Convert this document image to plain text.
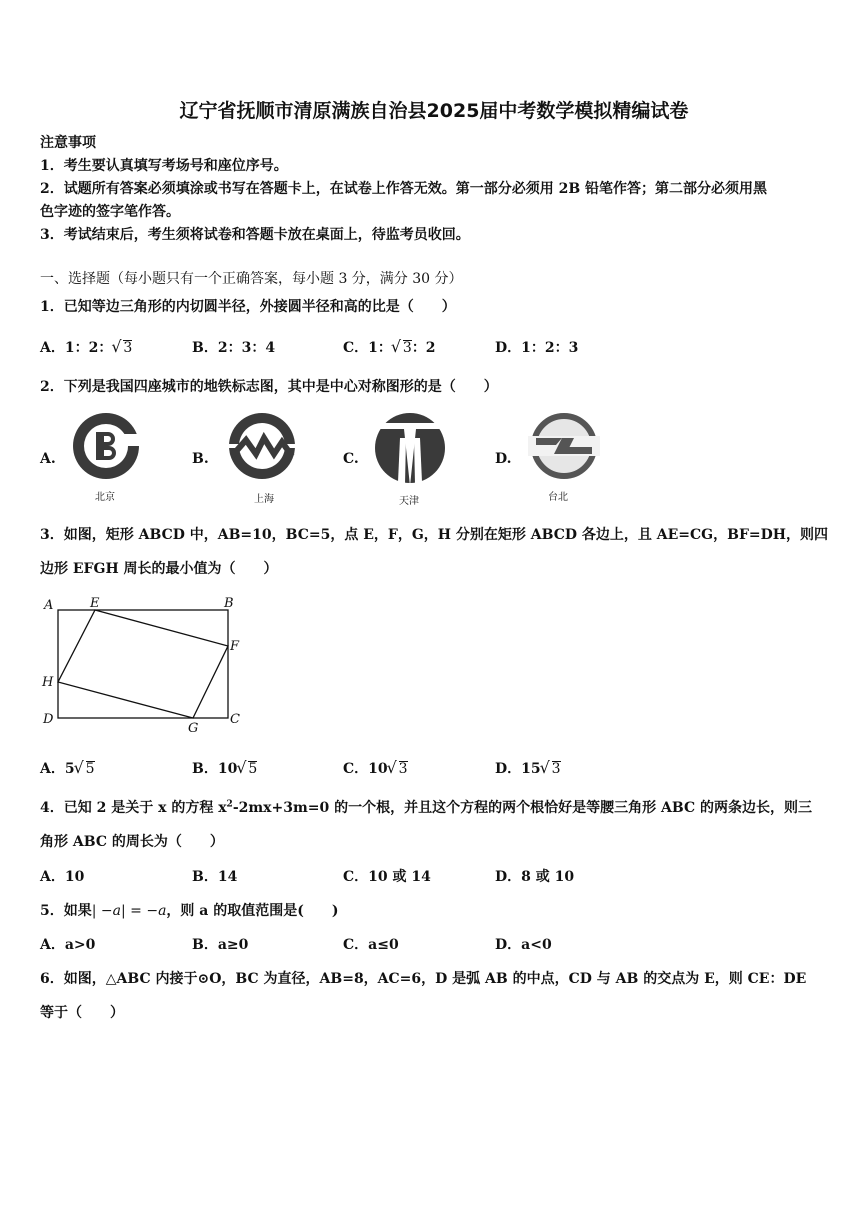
辽宁省抚顺市清原满族自治县2025届中考数学模拟精编试卷
注意事项
1．考生要认真填写考场号和座位序号。
2．试题所有答案必须填涂或书写在答题卡上，在试卷上作答无效。第一部分必须用 2B 铅笔作答；第二部分必须用黑
色字迹的签字笔作答。
3．考试结束后，考生须将试卷和答题卡放在桌面上，待监考员收回。
一、选择题（每小题只有一个正确答案，每小题 3 分，满分 30 分）
1．已知等边三角形的内切圆半径，外接圆半径和高的比是（　　）
A．1：2： √ 3	B．2：3：4	C．1： √ 3：2	D．1：2：3
2．下列是我国四座城市的地铁标志图，其中是中心对称图形的是（　　）
A.
北京
B.
上海
C.
天津
D.
台北
3．如图，矩形 ABCD 中，AB=10，BC=5，点 E，F，G，H 分别在矩形 ABCD 各边上，且 AE=CG，BF=DH，则四
边形 EFGH 周长的最小值为（　　）
A	E	B
F
H
D
G
C
A．5 √ 5	B．10 √ 5	C．10 √ 3	D．15 √ 3
4．已知 2 是关于 x 的方程 $x^2-2mx+3m=0$ 的一个根，并且这个方程的两个根恰好是等腰三角形 ABC 的两条边长，则三
角形 ABC 的周长为（　　）
A．10	B．14	C．10 或 14	D．8 或 10
5．如果| −a| = −a，则 a 的取值范围是(　　)
A．a>0	B．a≥0	C．a≤0	D．a<0
6．如图，△ABC 内接于⊙O，BC 为直径，AB=8，AC=6，D 是弧 AB 的中点，CD 与 AB 的交点为 E，则 CE：DE
等于（　　）
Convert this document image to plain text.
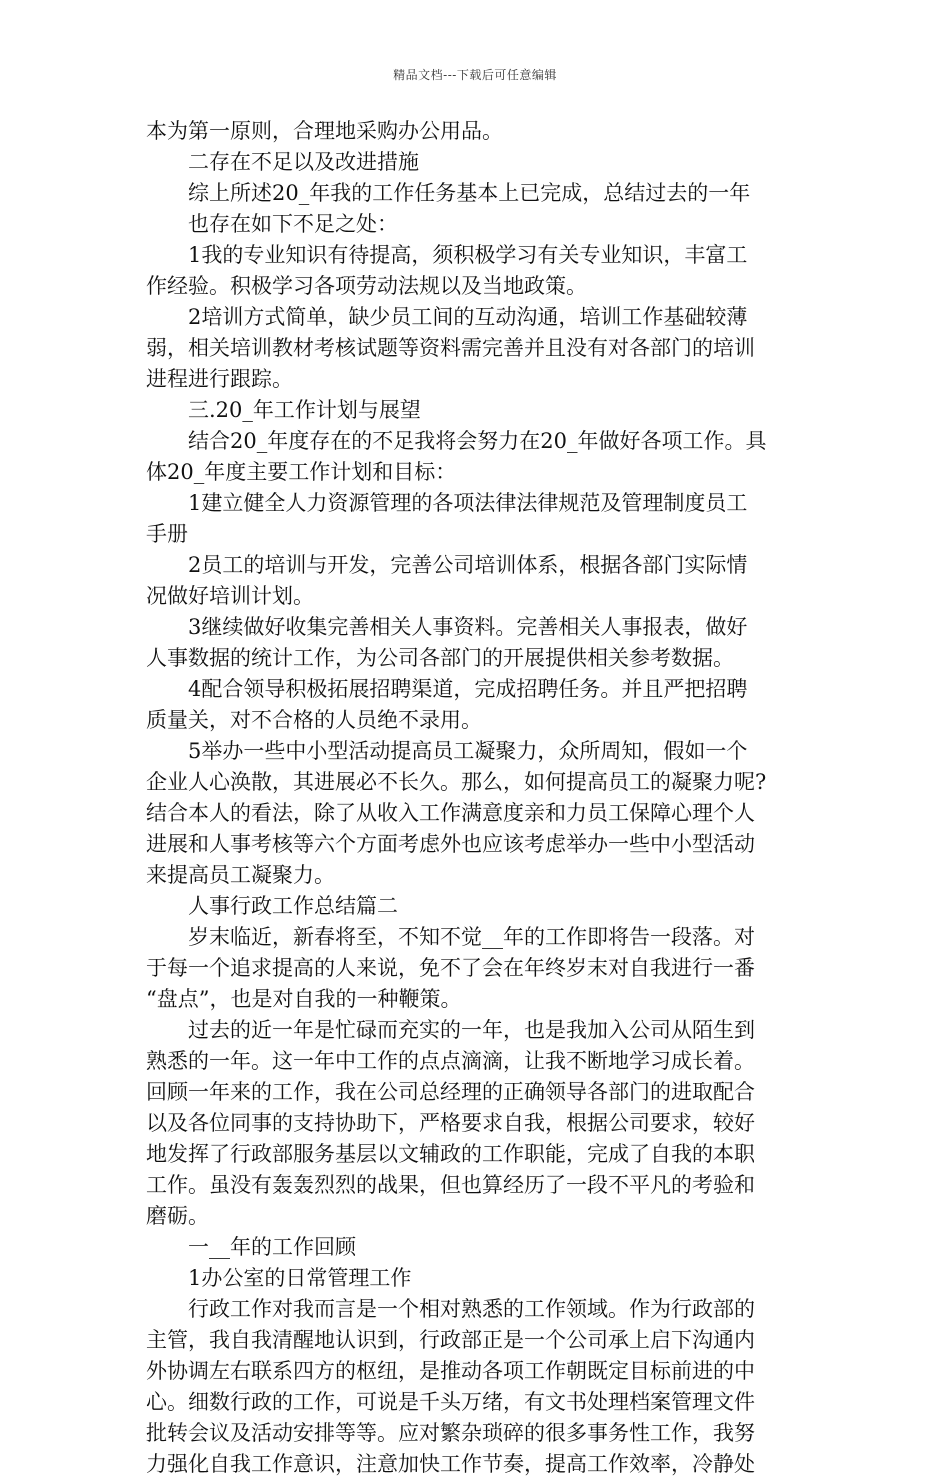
精品文档---下载后可任意编辑
本为第一原则，合理地采购办公用品。
二存在不足以及改进措施
综上所述20_年我的工作任务基本上已完成，总结过去的一年
也存在如下不足之处：
1我的专业知识有待提高，须积极学习有关专业知识，丰富工
作经验。积极学习各项劳动法规以及当地政策。
2培训方式简单，缺少员工间的互动沟通，培训工作基础较薄
弱，相关培训教材考核试题等资料需完善并且没有对各部门的培训
进程进行跟踪。
三.20_年工作计划与展望
结合20_年度存在的不足我将会努力在20_年做好各项工作。具
体20_年度主要工作计划和目标：
1建立健全人力资源管理的各项法律法律规范及管理制度员工
手册
2员工的培训与开发，完善公司培训体系，根据各部门实际情
况做好培训计划。
3继续做好收集完善相关人事资料。完善相关人事报表，做好
人事数据的统计工作，为公司各部门的开展提供相关参考数据。
4配合领导积极拓展招聘渠道，完成招聘任务。并且严把招聘
质量关，对不合格的人员绝不录用。
5举办一些中小型活动提高员工凝聚力，众所周知，假如一个
企业人心涣散，其进展必不长久。那么，如何提高员工的凝聚力呢?
结合本人的看法，除了从收入工作满意度亲和力员工保障心理个人
进展和人事考核等六个方面考虑外也应该考虑举办一些中小型活动
来提高员工凝聚力。
人事行政工作总结篇二
岁末临近，新春将至，不知不觉__年的工作即将告一段落。对
于每一个追求提高的人来说，免不了会在年终岁末对自我进行一番
“盘点”，也是对自我的一种鞭策。
过去的近一年是忙碌而充实的一年，也是我加入公司从陌生到
熟悉的一年。这一年中工作的点点滴滴，让我不断地学习成长着。
回顾一年来的工作，我在公司总经理的正确领导各部门的进取配合
以及各位同事的支持协助下，严格要求自我，根据公司要求，较好
地发挥了行政部服务基层以文辅政的工作职能，完成了自我的本职
工作。虽没有轰轰烈烈的战果，但也算经历了一段不平凡的考验和
磨砺。
一__年的工作回顾
1办公室的日常管理工作
行政工作对我而言是一个相对熟悉的工作领域。作为行政部的
主管，我自我清醒地认识到，行政部正是一个公司承上启下沟通内
外协调左右联系四方的枢纽，是推动各项工作朝既定目标前进的中
心。细数行政的工作，可说是千头万绪，有文书处理档案管理文件
批转会议及活动安排等等。应对繁杂琐碎的很多事务性工作，我努
力强化自我工作意识，注意加快工作节奏，提高工作效率，冷静处
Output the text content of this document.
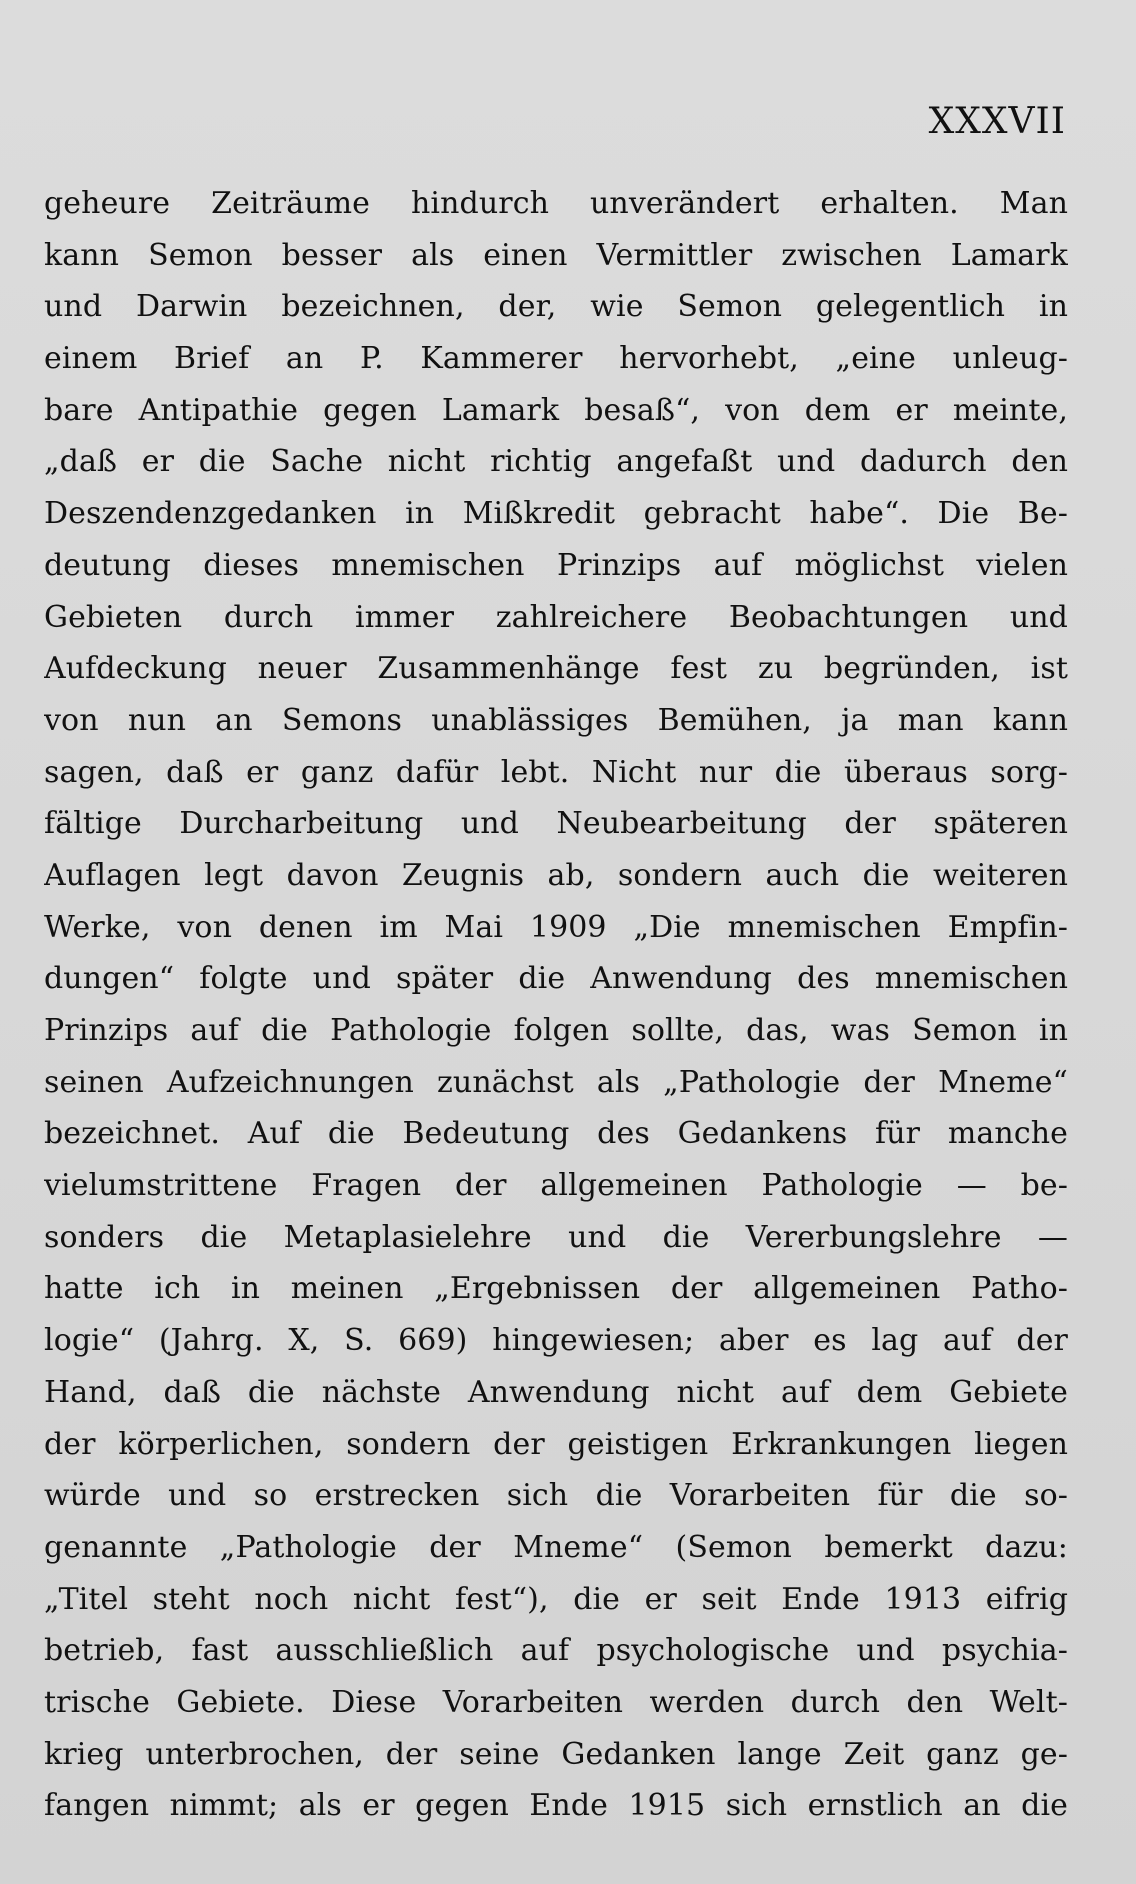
XXXVII
geheure Zeiträume hindurch unverändert erhalten. Man
kann Semon besser als einen Vermittler zwischen Lamark
und Darwin bezeichnen, der, wie Semon gelegentlich in
einem Brief an P. Kammerer hervorhebt, „eine unleug-
bare Antipathie gegen Lamark besaß“, von dem er meinte,
„daß er die Sache nicht richtig angefaßt und dadurch den
Deszendenzgedanken in Mißkredit gebracht habe“. Die Be-
deutung dieses mnemischen Prinzips auf möglichst vielen
Gebieten durch immer zahlreichere Beobachtungen und
Aufdeckung neuer Zusammenhänge fest zu begründen, ist
von nun an Semons unablässiges Bemühen, ja man kann
sagen, daß er ganz dafür lebt. Nicht nur die überaus sorg-
fältige Durcharbeitung und Neubearbeitung der späteren
Auflagen legt davon Zeugnis ab, sondern auch die weiteren
Werke, von denen im Mai 1909 „Die mnemischen Empfin-
dungen“ folgte und später die Anwendung des mnemischen
Prinzips auf die Pathologie folgen sollte, das, was Semon in
seinen Aufzeichnungen zunächst als „Pathologie der Mneme“
bezeichnet. Auf die Bedeutung des Gedankens für manche
vielumstrittene Fragen der allgemeinen Pathologie — be-
sonders die Metaplasielehre und die Vererbungslehre —
hatte ich in meinen „Ergebnissen der allgemeinen Patho-
logie“ (Jahrg. X, S. 669) hingewiesen; aber es lag auf der
Hand, daß die nächste Anwendung nicht auf dem Gebiete
der körperlichen, sondern der geistigen Erkrankungen liegen
würde und so erstrecken sich die Vorarbeiten für die so-
genannte „Pathologie der Mneme“ (Semon bemerkt dazu:
„Titel steht noch nicht fest“), die er seit Ende 1913 eifrig
betrieb, fast ausschließlich auf psychologische und psychia-
trische Gebiete. Diese Vorarbeiten werden durch den Welt-
krieg unterbrochen, der seine Gedanken lange Zeit ganz ge-
fangen nimmt; als er gegen Ende 1915 sich ernstlich an die
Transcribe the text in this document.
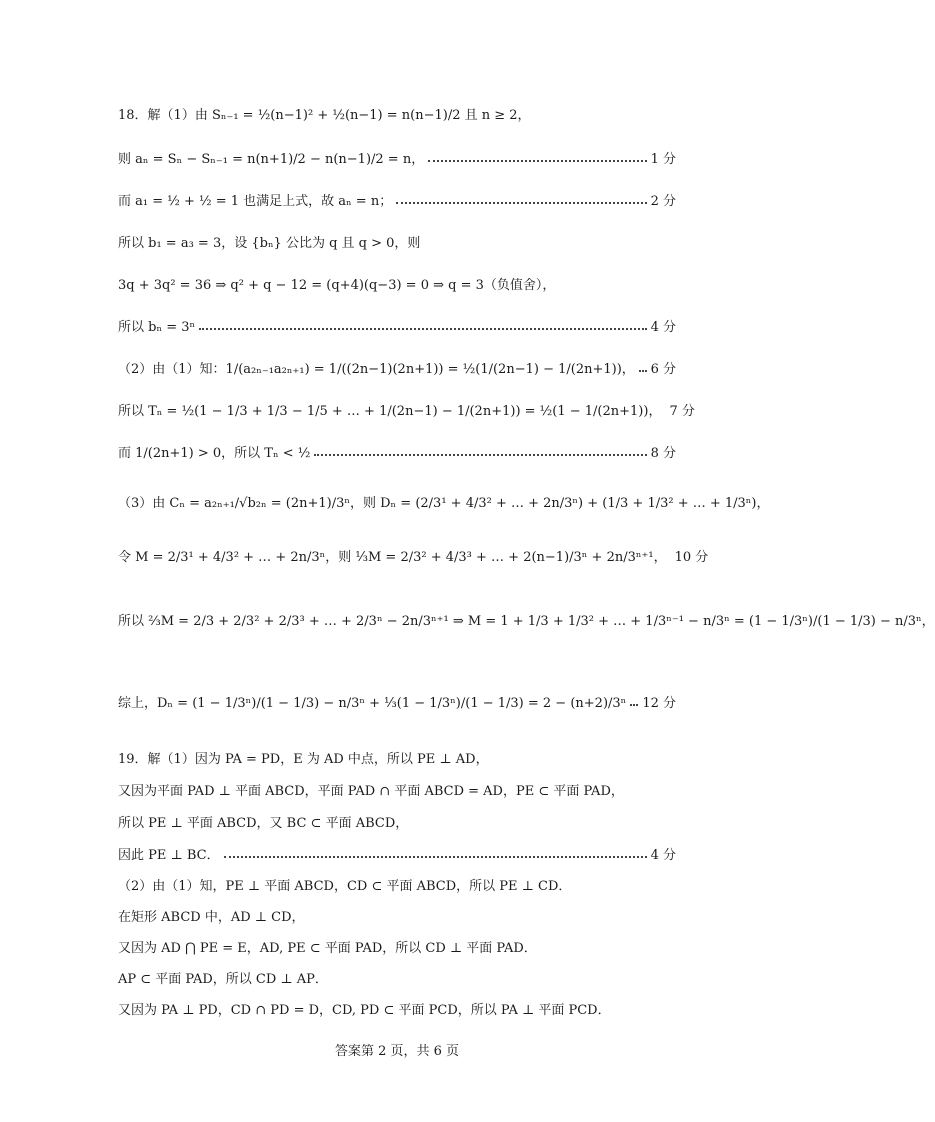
18．解（1）由 Sₙ₋₁ = ½(n−1)² + ½(n−1) = n(n−1)/2 且 n ≥ 2，
则 aₙ = Sₙ − Sₙ₋₁ = n(n+1)/2 − n(n−1)/2 = n，	1 分
而 a₁ = ½ + ½ = 1 也满足上式，故 aₙ = n；	2 分
所以 b₁ = a₃ = 3，设 {bₙ} 公比为 q 且 q > 0，则
3q + 3q² = 36 ⇒ q² + q − 12 = (q+4)(q−3) = 0 ⇒ q = 3（负值舍），
所以 bₙ = 3ⁿ	4 分
（2）由（1）知：1/(a₂ₙ₋₁a₂ₙ₊₁) = 1/((2n−1)(2n+1)) = ½(1/(2n−1) − 1/(2n+1))， 6 分
所以 Tₙ = ½(1 − 1/3 + 1/3 − 1/5 + … + 1/(2n−1) − 1/(2n+1)) = ½(1 − 1/(2n+1))， 7 分
而 1/(2n+1) > 0，所以 Tₙ < ½	8 分
（3）由 Cₙ = a₂ₙ₊₁/√b₂ₙ = (2n+1)/3ⁿ，则 Dₙ = (2/3¹ + 4/3² + … + 2n/3ⁿ) + (1/3 + 1/3² + … + 1/3ⁿ)，
令 M = 2/3¹ + 4/3² + … + 2n/3ⁿ，则 ⅓M = 2/3² + 4/3³ + … + 2(n−1)/3ⁿ + 2n/3ⁿ⁺¹， 10 分
所以 ⅔M = 2/3 + 2/3² + 2/3³ + … + 2/3ⁿ − 2n/3ⁿ⁺¹ ⇒ M = 1 + 1/3 + 1/3² + … + 1/3ⁿ⁻¹ − n/3ⁿ = (1 − 1/3ⁿ)/(1 − 1/3) − n/3ⁿ，
综上，Dₙ = (1 − 1/3ⁿ)/(1 − 1/3) − n/3ⁿ + ⅓(1 − 1/3ⁿ)/(1 − 1/3) = 2 − (n+2)/3ⁿ 12 分
19．解（1）因为 PA = PD，E 为 AD 中点，所以 PE ⊥ AD，
又因为平面 PAD ⊥ 平面 ABCD，平面 PAD ∩ 平面 ABCD = AD，PE ⊂ 平面 PAD，
所以 PE ⊥ 平面 ABCD，又 BC ⊂ 平面 ABCD，
因此 PE ⊥ BC．	4 分
（2）由（1）知，PE ⊥ 平面 ABCD，CD ⊂ 平面 ABCD，所以 PE ⊥ CD．
在矩形 ABCD 中，AD ⊥ CD，
又因为 AD ⋂ PE = E，AD, PE ⊂ 平面 PAD，所以 CD ⊥ 平面 PAD．
AP ⊂ 平面 PAD，所以 CD ⊥ AP．
又因为 PA ⊥ PD，CD ∩ PD = D，CD, PD ⊂ 平面 PCD，所以 PA ⊥ 平面 PCD．
答案第 2 页，共 6 页
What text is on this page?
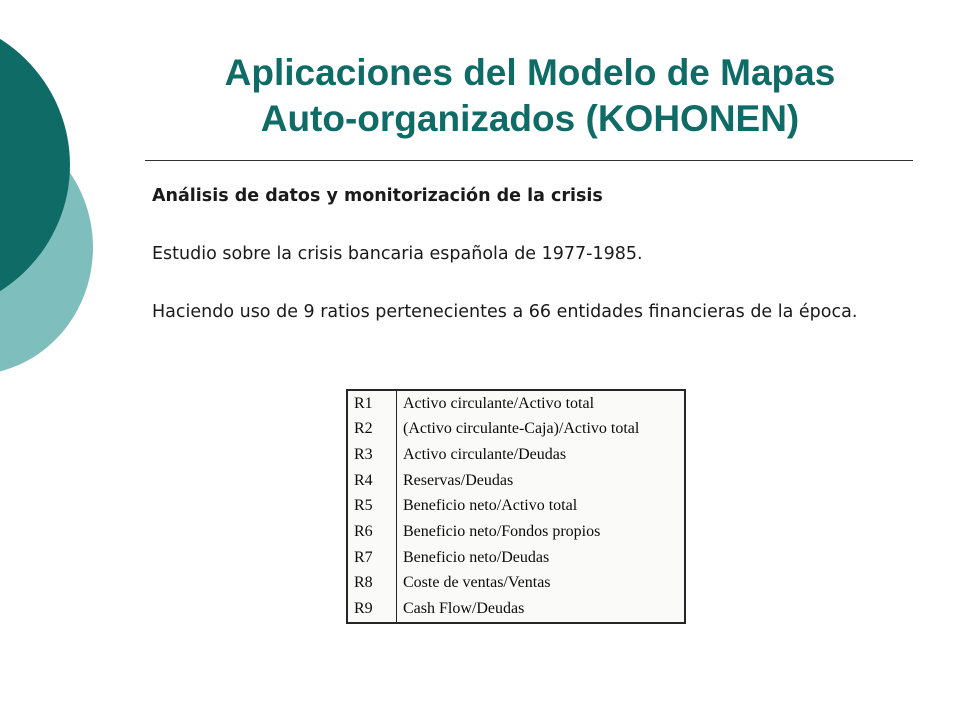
Aplicaciones del Modelo de Mapas
Auto-organizados (KOHONEN)
Análisis de datos y monitorización de la crisis

Estudio sobre la crisis bancaria española de 1977-1985.

Haciendo uso de 9 ratios pertenecientes a 66 entidades financieras de la época.

R1	Activo circulante/Activo total
R2	(Activo circulante-Caja)/Activo total
R3	Activo circulante/Deudas
R4	Reservas/Deudas
R5	Beneficio neto/Activo total
R6	Beneficio neto/Fondos propios
R7	Beneficio neto/Deudas
R8	Coste de ventas/Ventas
R9	Cash Flow/Deudas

## [EXERCISE GOAL]
Locate all lines in the listing above with the word "Prinzips". Copy them.

## [WORKED ANSWER]
deutung dieses mnemischen Prinzips auf möglichst vielen
Prinzips auf die Pathologie folgen sollte, das, was Semon in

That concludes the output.